---- DATA FOR PROCESSING
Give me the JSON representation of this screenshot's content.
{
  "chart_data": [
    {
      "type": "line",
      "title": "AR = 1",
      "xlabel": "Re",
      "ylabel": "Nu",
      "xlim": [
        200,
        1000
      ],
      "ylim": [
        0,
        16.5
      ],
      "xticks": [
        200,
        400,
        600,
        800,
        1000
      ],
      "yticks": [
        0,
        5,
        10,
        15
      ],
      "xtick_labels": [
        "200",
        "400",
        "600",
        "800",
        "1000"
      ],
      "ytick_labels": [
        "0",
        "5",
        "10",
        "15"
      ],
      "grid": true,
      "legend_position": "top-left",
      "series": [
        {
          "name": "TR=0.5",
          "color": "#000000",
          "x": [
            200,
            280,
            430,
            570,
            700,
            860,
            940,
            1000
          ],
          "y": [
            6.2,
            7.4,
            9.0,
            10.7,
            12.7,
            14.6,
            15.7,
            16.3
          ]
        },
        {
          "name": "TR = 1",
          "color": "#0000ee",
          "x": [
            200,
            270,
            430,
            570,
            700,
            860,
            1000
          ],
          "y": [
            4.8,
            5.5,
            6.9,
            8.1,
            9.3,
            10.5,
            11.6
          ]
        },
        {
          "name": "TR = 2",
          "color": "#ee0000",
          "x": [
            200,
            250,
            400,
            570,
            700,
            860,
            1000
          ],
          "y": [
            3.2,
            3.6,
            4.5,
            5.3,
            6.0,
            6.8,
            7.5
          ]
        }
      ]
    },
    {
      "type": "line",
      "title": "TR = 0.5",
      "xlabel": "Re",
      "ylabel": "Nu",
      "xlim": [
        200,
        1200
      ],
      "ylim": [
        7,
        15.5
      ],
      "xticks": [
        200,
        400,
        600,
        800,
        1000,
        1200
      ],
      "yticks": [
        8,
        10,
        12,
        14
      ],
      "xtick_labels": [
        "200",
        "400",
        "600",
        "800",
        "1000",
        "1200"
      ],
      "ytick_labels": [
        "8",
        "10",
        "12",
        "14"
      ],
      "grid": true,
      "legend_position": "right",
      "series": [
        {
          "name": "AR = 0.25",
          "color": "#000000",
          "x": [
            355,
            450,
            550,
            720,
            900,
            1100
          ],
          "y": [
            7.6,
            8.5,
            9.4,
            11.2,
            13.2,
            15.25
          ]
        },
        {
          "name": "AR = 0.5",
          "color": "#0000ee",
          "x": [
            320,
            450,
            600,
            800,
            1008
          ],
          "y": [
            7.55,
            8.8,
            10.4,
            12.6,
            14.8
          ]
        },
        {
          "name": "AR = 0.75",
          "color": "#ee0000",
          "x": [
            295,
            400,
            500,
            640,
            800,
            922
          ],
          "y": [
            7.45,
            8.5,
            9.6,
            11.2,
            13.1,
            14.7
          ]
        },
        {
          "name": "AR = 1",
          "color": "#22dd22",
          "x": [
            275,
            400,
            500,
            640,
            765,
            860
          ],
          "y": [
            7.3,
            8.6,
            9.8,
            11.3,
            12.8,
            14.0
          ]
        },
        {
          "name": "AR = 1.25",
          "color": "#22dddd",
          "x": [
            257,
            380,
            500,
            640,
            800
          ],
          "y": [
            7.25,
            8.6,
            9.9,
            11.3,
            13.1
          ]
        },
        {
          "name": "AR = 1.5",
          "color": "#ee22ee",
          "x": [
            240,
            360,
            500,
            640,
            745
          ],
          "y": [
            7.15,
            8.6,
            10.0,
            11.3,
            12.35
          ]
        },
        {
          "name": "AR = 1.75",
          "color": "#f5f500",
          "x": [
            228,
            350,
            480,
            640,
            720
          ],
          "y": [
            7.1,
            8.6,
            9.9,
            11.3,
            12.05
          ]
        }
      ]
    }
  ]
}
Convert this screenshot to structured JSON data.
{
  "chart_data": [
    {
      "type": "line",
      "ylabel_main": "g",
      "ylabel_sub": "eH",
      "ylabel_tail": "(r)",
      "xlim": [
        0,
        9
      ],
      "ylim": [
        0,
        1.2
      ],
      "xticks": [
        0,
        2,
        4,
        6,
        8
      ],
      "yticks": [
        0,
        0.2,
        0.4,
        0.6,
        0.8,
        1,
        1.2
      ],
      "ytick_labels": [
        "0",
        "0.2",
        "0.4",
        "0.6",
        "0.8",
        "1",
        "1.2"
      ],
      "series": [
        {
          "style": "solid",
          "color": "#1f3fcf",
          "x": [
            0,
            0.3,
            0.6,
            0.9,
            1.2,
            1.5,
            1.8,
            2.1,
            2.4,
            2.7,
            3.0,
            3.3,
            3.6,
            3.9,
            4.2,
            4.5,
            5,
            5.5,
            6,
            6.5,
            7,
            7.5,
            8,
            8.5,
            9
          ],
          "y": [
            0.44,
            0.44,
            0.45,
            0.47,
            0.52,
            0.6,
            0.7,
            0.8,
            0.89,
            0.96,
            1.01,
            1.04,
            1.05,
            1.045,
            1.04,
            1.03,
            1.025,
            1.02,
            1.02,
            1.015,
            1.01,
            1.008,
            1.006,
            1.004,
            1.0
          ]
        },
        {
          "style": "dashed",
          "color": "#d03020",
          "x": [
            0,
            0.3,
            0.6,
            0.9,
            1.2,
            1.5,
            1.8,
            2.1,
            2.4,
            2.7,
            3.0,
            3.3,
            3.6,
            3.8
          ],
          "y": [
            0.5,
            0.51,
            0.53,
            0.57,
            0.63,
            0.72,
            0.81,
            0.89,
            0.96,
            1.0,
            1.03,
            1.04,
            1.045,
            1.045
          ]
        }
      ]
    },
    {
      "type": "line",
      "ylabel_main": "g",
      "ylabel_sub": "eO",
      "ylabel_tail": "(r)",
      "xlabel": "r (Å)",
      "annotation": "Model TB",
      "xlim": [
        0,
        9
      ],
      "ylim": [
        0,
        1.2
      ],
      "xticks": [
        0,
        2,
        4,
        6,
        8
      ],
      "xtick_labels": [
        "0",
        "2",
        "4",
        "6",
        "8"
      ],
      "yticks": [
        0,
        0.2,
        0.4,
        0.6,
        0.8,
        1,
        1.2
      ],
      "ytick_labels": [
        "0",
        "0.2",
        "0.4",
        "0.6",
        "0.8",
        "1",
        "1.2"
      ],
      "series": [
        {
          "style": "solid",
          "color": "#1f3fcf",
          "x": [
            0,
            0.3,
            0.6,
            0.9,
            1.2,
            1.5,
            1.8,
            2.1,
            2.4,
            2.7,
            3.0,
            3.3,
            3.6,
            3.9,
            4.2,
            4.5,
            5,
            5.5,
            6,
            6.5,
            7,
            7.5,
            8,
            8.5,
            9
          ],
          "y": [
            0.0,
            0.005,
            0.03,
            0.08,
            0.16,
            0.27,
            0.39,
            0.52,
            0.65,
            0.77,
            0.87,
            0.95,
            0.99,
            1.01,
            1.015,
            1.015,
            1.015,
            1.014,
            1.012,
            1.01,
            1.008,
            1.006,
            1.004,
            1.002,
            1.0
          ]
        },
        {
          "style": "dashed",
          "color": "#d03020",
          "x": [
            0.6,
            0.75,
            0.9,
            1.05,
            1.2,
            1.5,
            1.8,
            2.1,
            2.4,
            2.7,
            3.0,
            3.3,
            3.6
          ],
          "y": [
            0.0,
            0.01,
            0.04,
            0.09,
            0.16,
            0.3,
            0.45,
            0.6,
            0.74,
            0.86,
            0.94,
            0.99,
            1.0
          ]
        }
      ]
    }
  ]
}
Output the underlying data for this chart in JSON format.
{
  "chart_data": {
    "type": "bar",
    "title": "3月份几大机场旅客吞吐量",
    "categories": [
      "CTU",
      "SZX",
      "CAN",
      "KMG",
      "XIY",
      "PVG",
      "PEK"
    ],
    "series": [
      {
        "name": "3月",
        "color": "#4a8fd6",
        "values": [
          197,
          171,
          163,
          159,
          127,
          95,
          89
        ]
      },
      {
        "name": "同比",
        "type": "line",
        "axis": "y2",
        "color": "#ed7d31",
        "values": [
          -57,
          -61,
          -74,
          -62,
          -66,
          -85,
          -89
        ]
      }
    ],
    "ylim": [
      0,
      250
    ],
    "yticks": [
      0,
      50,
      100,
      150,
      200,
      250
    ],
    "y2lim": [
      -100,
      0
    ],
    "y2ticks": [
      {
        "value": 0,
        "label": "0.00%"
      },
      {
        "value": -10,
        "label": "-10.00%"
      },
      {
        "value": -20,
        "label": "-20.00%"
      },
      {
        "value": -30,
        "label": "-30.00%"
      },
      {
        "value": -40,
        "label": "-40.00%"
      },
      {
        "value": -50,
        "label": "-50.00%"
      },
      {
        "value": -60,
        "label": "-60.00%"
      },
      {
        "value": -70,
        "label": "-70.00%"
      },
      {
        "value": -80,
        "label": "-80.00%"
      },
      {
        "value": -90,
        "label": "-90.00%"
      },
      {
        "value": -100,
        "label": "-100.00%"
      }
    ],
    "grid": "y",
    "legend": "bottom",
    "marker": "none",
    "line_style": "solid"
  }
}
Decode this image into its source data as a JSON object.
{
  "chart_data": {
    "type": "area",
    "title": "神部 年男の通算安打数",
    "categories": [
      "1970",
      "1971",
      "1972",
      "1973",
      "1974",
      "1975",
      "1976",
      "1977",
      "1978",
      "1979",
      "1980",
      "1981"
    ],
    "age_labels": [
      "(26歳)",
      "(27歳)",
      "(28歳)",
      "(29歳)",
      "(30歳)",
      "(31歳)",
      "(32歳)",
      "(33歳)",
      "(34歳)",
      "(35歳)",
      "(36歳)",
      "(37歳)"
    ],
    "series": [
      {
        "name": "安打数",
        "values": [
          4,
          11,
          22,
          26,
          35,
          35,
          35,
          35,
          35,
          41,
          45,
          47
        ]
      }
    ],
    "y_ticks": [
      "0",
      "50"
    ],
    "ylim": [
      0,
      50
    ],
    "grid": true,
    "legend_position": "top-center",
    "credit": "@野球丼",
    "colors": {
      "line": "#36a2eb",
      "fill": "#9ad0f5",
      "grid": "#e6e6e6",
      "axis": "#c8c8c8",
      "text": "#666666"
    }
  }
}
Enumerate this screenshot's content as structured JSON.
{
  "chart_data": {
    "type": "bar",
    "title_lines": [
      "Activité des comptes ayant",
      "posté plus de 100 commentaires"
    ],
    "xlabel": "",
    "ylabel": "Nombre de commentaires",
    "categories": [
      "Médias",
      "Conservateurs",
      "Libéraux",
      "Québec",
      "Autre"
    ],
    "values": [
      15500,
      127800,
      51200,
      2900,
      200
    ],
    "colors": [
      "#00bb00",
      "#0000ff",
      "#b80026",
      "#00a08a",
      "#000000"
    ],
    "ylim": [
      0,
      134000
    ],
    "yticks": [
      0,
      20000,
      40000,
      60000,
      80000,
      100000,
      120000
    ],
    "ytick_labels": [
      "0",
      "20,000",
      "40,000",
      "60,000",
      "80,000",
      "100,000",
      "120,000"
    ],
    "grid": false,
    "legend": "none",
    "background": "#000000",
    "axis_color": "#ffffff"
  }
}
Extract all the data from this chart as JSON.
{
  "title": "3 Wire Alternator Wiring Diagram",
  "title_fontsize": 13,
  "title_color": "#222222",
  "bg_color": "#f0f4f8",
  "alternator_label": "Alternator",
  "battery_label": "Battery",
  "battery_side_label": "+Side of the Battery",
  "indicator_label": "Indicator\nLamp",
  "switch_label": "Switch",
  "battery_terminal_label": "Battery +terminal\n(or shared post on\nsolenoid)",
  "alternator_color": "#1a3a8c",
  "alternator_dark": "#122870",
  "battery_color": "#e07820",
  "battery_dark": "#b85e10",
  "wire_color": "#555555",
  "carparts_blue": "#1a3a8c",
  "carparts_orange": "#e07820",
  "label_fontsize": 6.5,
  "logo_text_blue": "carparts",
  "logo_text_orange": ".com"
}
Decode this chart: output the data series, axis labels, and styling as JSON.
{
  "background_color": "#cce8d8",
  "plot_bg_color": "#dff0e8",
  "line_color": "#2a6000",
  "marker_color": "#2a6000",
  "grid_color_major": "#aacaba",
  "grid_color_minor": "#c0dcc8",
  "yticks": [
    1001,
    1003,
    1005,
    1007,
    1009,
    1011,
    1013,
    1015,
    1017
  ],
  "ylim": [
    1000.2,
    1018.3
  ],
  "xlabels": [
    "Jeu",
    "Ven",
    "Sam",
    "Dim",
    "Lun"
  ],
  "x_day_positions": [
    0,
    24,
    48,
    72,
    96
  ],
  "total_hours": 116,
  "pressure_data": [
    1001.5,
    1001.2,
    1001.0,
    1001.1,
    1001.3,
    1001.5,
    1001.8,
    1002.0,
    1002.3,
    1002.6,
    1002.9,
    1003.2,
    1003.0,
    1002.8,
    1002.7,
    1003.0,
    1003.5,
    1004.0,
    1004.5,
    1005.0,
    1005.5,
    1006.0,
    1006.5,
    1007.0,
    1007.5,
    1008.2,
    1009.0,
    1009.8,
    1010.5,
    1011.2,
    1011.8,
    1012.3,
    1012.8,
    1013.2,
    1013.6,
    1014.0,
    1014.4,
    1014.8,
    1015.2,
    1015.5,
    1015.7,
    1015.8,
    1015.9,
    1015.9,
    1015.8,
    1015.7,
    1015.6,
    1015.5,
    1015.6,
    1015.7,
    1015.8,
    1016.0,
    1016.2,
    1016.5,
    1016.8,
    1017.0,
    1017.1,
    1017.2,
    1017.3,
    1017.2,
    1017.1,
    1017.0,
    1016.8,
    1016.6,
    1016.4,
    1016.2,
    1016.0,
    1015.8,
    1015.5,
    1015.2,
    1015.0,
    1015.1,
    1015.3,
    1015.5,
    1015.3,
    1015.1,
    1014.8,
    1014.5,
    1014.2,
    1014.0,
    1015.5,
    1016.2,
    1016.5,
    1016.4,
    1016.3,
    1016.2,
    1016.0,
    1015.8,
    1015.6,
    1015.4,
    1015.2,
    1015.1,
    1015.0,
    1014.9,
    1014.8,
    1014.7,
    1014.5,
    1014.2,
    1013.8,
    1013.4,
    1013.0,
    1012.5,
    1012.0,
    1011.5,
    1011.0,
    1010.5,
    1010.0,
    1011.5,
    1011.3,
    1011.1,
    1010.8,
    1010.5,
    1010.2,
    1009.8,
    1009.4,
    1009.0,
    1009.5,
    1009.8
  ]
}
--------
> _TASK DETAILS_
Reproduce only the lines between the line containing "Decode this chart: output" and the last line of the records, those two lines included, exactly.

> _RESPONSE BELOW_
Decode this chart: output the data series, axis labels, and styling as JSON.
{
  "background_color": "#cce8d8",
  "plot_bg_color": "#dff0e8",
  "line_color": "#2a6000",
  "marker_color": "#2a6000",
  "grid_color_major": "#aacaba",
  "grid_color_minor": "#c0dcc8",
  "yticks": [
    1001,
    1003,
    1005,
    1007,
    1009,
    1011,
    1013,
    1015,
    1017
  ],
  "ylim": [
    1000.2,
    1018.3
  ],
  "xlabels": [
    "Jeu",
    "Ven",
    "Sam",
    "Dim",
    "Lun"
  ],
  "x_day_positions": [
    0,
    24,
    48,
    72,
    96
  ],
  "total_hours": 116,
  "pressure_data": [
    1001.5,
    1001.2,
    1001.0,
    1001.1,
    1001.3,
    1001.5,
    1001.8,
    1002.0,
    1002.3,
    1002.6,
    1002.9,
    1003.2,
    1003.0,
    1002.8,
    1002.7,
    1003.0,
    1003.5,
    1004.0,
    1004.5,
    1005.0,
    1005.5,
    1006.0,
    1006.5,
    1007.0,
    1007.5,
    1008.2,
    1009.0,
    1009.8,
    1010.5,
    1011.2,
    1011.8,
    1012.3,
    1012.8,
    1013.2,
    1013.6,
    1014.0,
    1014.4,
    1014.8,
    1015.2,
    1015.5,
    1015.7,
    1015.8,
    1015.9,
    1015.9,
    1015.8,
    1015.7,
    1015.6,
    1015.5,
    1015.6,
    1015.7,
    1015.8,
    1016.0,
    1016.2,
    1016.5,
    1016.8,
    1017.0,
    1017.1,
    1017.2,
    1017.3,
    1017.2,
    1017.1,
    1017.0,
    1016.8,
    1016.6,
    1016.4,
    1016.2,
    1016.0,
    1015.8,
    1015.5,
    1015.2,
    1015.0,
    1015.1,
    1015.3,
    1015.5,
    1015.3,
    1015.1,
    1014.8,
    1014.5,
    1014.2,
    1014.0,
    1015.5,
    1016.2,
    1016.5,
    1016.4,
    1016.3,
    1016.2,
    1016.0,
    1015.8,
    1015.6,
    1015.4,
    1015.2,
    1015.1,
    1015.0,
    1014.9,
    1014.8,
    1014.7,
    1014.5,
    1014.2,
    1013.8,
    1013.4,
    1013.0,
    1012.5,
    1012.0,
    1011.5,
    1011.0,
    1010.5,
    1010.0,
    1011.5,
    1011.3,
    1011.1,
    1010.8,
    1010.5,
    1010.2,
    1009.8,
    1009.4,
    1009.0,
    1009.5,
    1009.8
  ]
}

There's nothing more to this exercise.